> Problem description: The entries below should be transcribed in their entirety, exactly as written.

> Dataset excerpts:

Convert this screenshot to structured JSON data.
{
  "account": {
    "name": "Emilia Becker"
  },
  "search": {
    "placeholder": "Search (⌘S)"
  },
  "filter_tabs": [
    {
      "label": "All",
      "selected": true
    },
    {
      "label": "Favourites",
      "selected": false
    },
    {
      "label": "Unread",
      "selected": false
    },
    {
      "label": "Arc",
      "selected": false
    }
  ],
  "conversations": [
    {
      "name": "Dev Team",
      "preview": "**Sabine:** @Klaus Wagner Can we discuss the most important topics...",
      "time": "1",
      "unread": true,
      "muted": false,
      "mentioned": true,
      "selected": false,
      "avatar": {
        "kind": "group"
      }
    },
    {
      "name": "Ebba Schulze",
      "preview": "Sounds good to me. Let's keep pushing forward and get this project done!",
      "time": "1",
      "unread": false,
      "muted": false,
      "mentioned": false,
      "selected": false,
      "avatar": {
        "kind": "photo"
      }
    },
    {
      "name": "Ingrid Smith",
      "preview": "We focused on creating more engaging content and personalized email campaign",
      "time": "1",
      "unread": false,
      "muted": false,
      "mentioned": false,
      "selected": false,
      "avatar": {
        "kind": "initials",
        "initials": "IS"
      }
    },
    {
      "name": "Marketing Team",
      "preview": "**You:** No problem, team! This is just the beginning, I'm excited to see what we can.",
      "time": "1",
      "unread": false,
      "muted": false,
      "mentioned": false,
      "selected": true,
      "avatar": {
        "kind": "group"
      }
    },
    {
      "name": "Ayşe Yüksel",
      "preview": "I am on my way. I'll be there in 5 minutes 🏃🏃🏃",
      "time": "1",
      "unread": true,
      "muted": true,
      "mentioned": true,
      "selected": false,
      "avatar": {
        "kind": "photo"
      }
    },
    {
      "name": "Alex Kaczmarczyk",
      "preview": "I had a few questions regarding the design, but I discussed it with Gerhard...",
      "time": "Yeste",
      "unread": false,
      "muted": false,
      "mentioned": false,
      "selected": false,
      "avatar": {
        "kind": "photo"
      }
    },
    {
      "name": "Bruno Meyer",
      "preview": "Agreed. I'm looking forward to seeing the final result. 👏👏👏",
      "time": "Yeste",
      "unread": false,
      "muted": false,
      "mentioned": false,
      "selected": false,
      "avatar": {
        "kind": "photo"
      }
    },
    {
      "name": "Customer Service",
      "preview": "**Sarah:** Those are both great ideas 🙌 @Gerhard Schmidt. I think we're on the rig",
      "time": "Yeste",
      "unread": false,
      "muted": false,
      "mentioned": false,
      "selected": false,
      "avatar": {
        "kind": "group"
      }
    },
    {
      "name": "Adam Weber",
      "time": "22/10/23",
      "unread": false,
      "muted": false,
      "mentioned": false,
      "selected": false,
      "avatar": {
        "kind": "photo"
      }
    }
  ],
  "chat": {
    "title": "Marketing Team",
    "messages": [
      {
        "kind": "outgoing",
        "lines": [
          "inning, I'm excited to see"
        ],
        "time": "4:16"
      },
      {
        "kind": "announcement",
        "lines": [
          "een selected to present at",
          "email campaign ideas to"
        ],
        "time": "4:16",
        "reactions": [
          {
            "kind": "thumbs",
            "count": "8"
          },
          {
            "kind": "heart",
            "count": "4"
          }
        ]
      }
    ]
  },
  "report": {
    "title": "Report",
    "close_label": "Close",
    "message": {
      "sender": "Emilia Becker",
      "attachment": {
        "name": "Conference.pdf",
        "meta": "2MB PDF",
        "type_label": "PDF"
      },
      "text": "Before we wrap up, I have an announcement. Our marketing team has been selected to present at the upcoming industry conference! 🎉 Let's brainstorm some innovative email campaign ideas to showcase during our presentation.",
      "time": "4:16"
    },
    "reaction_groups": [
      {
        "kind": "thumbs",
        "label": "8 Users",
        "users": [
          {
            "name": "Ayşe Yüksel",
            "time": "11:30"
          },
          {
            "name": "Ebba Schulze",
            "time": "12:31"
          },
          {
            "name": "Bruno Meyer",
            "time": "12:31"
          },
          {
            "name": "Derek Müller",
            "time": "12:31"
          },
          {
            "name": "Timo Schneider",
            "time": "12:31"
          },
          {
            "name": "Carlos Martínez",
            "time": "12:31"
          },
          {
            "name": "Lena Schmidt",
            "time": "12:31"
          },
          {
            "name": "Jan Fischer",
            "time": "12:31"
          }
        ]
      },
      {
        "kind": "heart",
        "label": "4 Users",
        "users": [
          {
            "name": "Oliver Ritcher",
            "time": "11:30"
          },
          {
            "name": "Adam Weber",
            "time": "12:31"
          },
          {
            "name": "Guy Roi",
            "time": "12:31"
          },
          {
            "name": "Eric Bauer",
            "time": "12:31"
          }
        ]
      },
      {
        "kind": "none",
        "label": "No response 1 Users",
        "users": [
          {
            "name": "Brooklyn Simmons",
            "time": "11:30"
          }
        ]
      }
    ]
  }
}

> Written solution:
Convert this screenshot to structured JSON data.
{
  "account": {
    "name": "Emilia Becker"
  },
  "search": {
    "placeholder": "Search (⌘S)"
  },
  "filter_tabs": [
    {
      "label": "All",
      "selected": true
    },
    {
      "label": "Favourites",
      "selected": false
    },
    {
      "label": "Unread",
      "selected": false
    },
    {
      "label": "Arc",
      "selected": false
    }
  ],
  "conversations": [
    {
      "name": "Dev Team",
      "preview": "**Sabine:** @Klaus Wagner Can we discuss the most important topics...",
      "time": "1",
      "unread": true,
      "muted": false,
      "mentioned": true,
      "selected": false,
      "avatar": {
        "kind": "group"
      }
    },
    {
      "name": "Ebba Schulze",
      "preview": "Sounds good to me. Let's keep pushing forward and get this project done!",
      "time": "1",
      "unread": false,
      "muted": false,
      "mentioned": false,
      "selected": false,
      "avatar": {
        "kind": "photo"
      }
    },
    {
      "name": "Ingrid Smith",
      "preview": "We focused on creating more engaging content and personalized email campaign",
      "time": "1",
      "unread": false,
      "muted": false,
      "mentioned": false,
      "selected": false,
      "avatar": {
        "kind": "initials",
        "initials": "IS"
      }
    },
    {
      "name": "Marketing Team",
      "preview": "**You:** No problem, team! This is just the beginning, I'm excited to see what we can.",
      "time": "1",
      "unread": false,
      "muted": false,
      "mentioned": false,
      "selected": true,
      "avatar": {
        "kind": "group"
      }
    },
    {
      "name": "Ayşe Yüksel",
      "preview": "I am on my way. I'll be there in 5 minutes 🏃🏃🏃",
      "time": "1",
      "unread": true,
      "muted": true,
      "mentioned": true,
      "selected": false,
      "avatar": {
        "kind": "photo"
      }
    },
    {
      "name": "Alex Kaczmarczyk",
      "preview": "I had a few questions regarding the design, but I discussed it with Gerhard...",
      "time": "Yeste",
      "unread": false,
      "muted": false,
      "mentioned": false,
      "selected": false,
      "avatar": {
        "kind": "photo"
      }
    },
    {
      "name": "Bruno Meyer",
      "preview": "Agreed. I'm looking forward to seeing the final result. 👏👏👏",
      "time": "Yeste",
      "unread": false,
      "muted": false,
      "mentioned": false,
      "selected": false,
      "avatar": {
        "kind": "photo"
      }
    },
    {
      "name": "Customer Service",
      "preview": "**Sarah:** Those are both great ideas 🙌 @Gerhard Schmidt. I think we're on the rig",
      "time": "Yeste",
      "unread": false,
      "muted": false,
      "mentioned": false,
      "selected": false,
      "avatar": {
        "kind": "group"
      }
    },
    {
      "name": "Adam Weber",
      "time": "22/10/23",
      "unread": false,
      "muted": false,
      "mentioned": false,
      "selected": false,
      "avatar": {
        "kind": "photo"
      }
    }
  ],
  "chat": {
    "title": "Marketing Team",
    "messages": [
      {
        "kind": "outgoing",
        "lines": [
          "inning, I'm excited to see"
        ],
        "time": "4:16"
      },
      {
        "kind": "announcement",
        "lines": [
          "een selected to present at",
          "email campaign ideas to"
        ],
        "time": "4:16",
        "reactions": [
          {
            "kind": "thumbs",
            "count": "8"
          },
          {
            "kind": "heart",
            "count": "4"
          }
        ]
      }
    ]
  },
  "report": {
    "title": "Report",
    "close_label": "Close",
    "message": {
      "sender": "Emilia Becker",
      "attachment": {
        "name": "Conference.pdf",
        "meta": "2MB PDF",
        "type_label": "PDF"
      },
      "text": "Before we wrap up, I have an announcement. Our marketing team has been selected to present at the upcoming industry conference! 🎉 Let's brainstorm some innovative email campaign ideas to showcase during our presentation.",
      "time": "4:16"
    },
    "reaction_groups": [
      {
        "kind": "thumbs",
        "label": "8 Users",
        "users": [
          {
            "name": "Ayşe Yüksel",
            "time": "11:30"
          },
          {
            "name": "Ebba Schulze",
            "time": "12:31"
          },
          {
            "name": "Bruno Meyer",
            "time": "12:31"
          },
          {
            "name": "Derek Müller",
            "time": "12:31"
          },
          {
            "name": "Timo Schneider",
            "time": "12:31"
          },
          {
            "name": "Carlos Martínez",
            "time": "12:31"
          },
          {
            "name": "Lena Schmidt",
            "time": "12:31"
          },
          {
            "name": "Jan Fischer",
            "time": "12:31"
          }
        ]
      },
      {
        "kind": "heart",
        "label": "4 Users",
        "users": [
          {
            "name": "Oliver Ritcher",
            "time": "11:30"
          },
          {
            "name": "Adam Weber",
            "time": "12:31"
          },
          {
            "name": "Guy Roi",
            "time": "12:31"
          },
          {
            "name": "Eric Bauer",
            "time": "12:31"
          }
        ]
      },
      {
        "kind": "none",
        "label": "No response 1 Users",
        "users": [
          {
            "name": "Brooklyn Simmons",
            "time": "11:30"
          }
        ]
      }
    ]
  }
}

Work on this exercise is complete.